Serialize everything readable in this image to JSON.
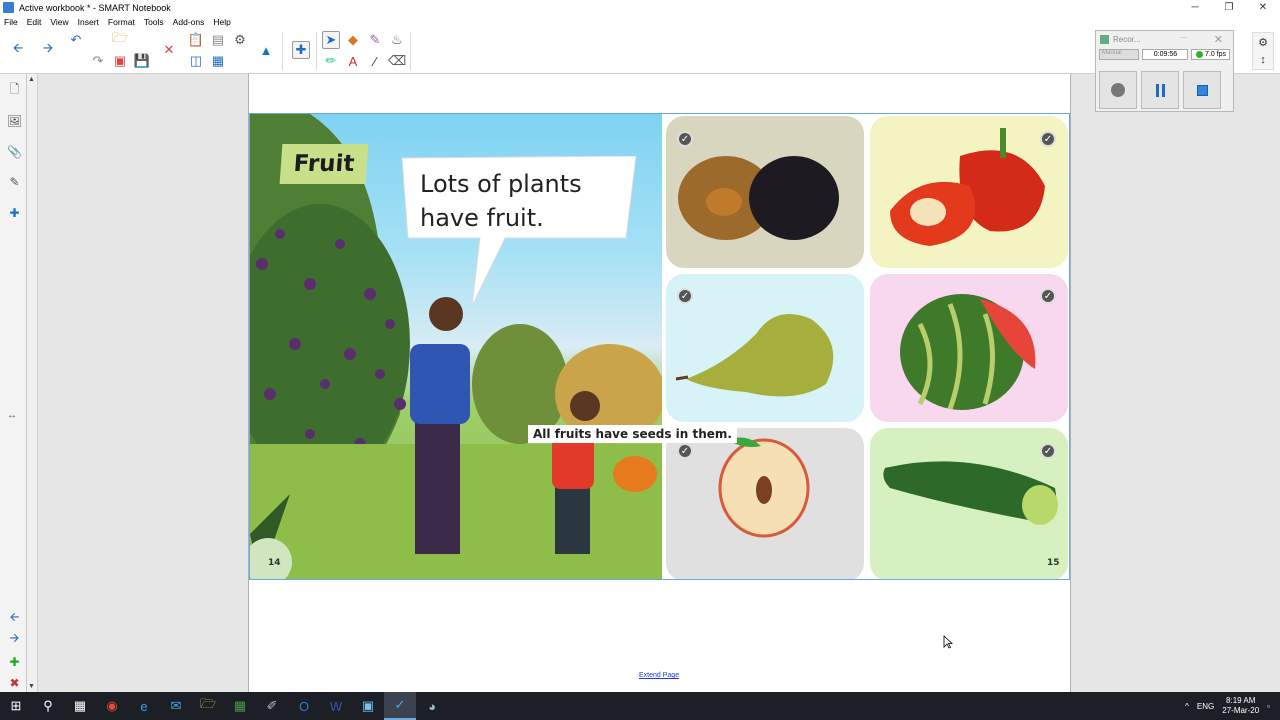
{
  "window": {
    "title": "Active workbook * - SMART Notebook",
    "minimize": "─",
    "restore": "❐",
    "close": "✕"
  },
  "menu": [
    "File",
    "Edit",
    "View",
    "Insert",
    "Format",
    "Tools",
    "Add-ons",
    "Help"
  ],
  "recorder": {
    "title": "Recor...",
    "mode": "Manual",
    "time": "0:09:56",
    "fps": "7.0 fps"
  },
  "page": {
    "label": "Fruit",
    "speech": "Lots of plants have fruit.",
    "caption": "All fruits have seeds in them.",
    "left_page_number": "14",
    "right_page_number": "15"
  },
  "extend_link": "Extend Page",
  "tray": {
    "lang": "ENG",
    "time": "8:19 AM",
    "date": "27-Mar-20",
    "chevron": "^"
  },
  "icons": {
    "check": "✓"
  },
  "colors": {
    "accent": "#1f6fc5",
    "taskbar": "#1c1f26",
    "fruit_label_bg": "#c8e08a"
  }
}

◆ ◆ ◆ ◆

**SET EXERCISE**. Every entry above is to be set down exactly; the pictures are to be left out.

**ANSWER IN FULL**.
Serialize everything readable in this image to JSON.
{
  "window": {
    "title": "Active workbook * - SMART Notebook",
    "minimize": "─",
    "restore": "❐",
    "close": "✕"
  },
  "menu": [
    "File",
    "Edit",
    "View",
    "Insert",
    "Format",
    "Tools",
    "Add-ons",
    "Help"
  ],
  "recorder": {
    "title": "Recor...",
    "mode": "Manual",
    "time": "0:09:56",
    "fps": "7.0 fps"
  },
  "page": {
    "label": "Fruit",
    "speech": "Lots of plants have fruit.",
    "caption": "All fruits have seeds in them.",
    "left_page_number": "14",
    "right_page_number": "15"
  },
  "extend_link": "Extend Page",
  "tray": {
    "lang": "ENG",
    "time": "8:19 AM",
    "date": "27-Mar-20",
    "chevron": "^"
  },
  "icons": {
    "check": "✓"
  },
  "colors": {
    "accent": "#1f6fc5",
    "taskbar": "#1c1f26",
    "fruit_label_bg": "#c8e08a"
  }
}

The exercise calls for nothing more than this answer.